- [Stated problem]: Transcribe all the records exactly and omit any images they hold.

Data records

○ ○ ○ ○ ○ ○ ○

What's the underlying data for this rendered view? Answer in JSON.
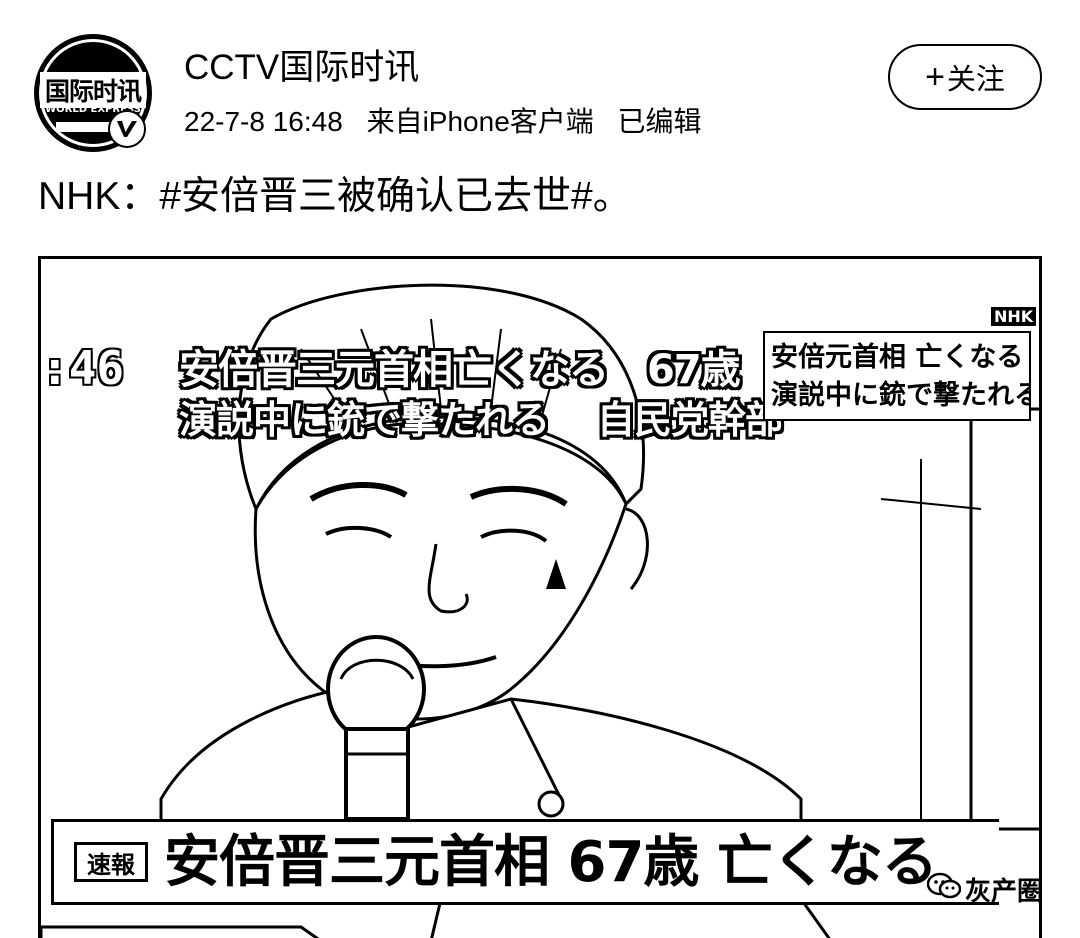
{
  "account": {
    "name": "CCTV国际时讯",
    "avatar_logo_cn": "国际时讯",
    "avatar_logo_en": "WORLD EXPRESS",
    "verified_icon": "verified-badge-icon"
  },
  "meta": {
    "timestamp": "22-7-8 16:48",
    "source": "来自iPhone客户端",
    "edited": "已编辑"
  },
  "follow_button": {
    "label": "关注",
    "icon": "plus-icon"
  },
  "post": {
    "text": "NHK：#安倍晋三被确认已去世#。"
  },
  "media": {
    "timecode": ":46",
    "caption_line1": "安倍晋三元首相亡くなる　67歳",
    "caption_line2": "演説中に銃で撃たれる",
    "caption_line2_right": "自民党幹部",
    "side_box_line1": "安倍元首相 亡くなる",
    "side_box_line2": "演説中に銃で撃たれる",
    "channel_mark": "NHK",
    "breaking_label": "速報",
    "bottom_headline": "安倍晋三元首相 67歳 亡くなる",
    "watermark": "灰产圈",
    "watermark_icon": "wechat-icon"
  }
}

○ ○ ○ ○ ○ ○ ○

- [Problem solution]:
What's the underlying data for this rendered view? Answer in JSON.
{
  "account": {
    "name": "CCTV国际时讯",
    "avatar_logo_cn": "国际时讯",
    "avatar_logo_en": "WORLD EXPRESS",
    "verified_icon": "verified-badge-icon"
  },
  "meta": {
    "timestamp": "22-7-8 16:48",
    "source": "来自iPhone客户端",
    "edited": "已编辑"
  },
  "follow_button": {
    "label": "关注",
    "icon": "plus-icon"
  },
  "post": {
    "text": "NHK：#安倍晋三被确认已去世#。"
  },
  "media": {
    "timecode": ":46",
    "caption_line1": "安倍晋三元首相亡くなる　67歳",
    "caption_line2": "演説中に銃で撃たれる",
    "caption_line2_right": "自民党幹部",
    "side_box_line1": "安倍元首相 亡くなる",
    "side_box_line2": "演説中に銃で撃たれる",
    "channel_mark": "NHK",
    "breaking_label": "速報",
    "bottom_headline": "安倍晋三元首相 67歳 亡くなる",
    "watermark": "灰产圈",
    "watermark_icon": "wechat-icon"
  }
}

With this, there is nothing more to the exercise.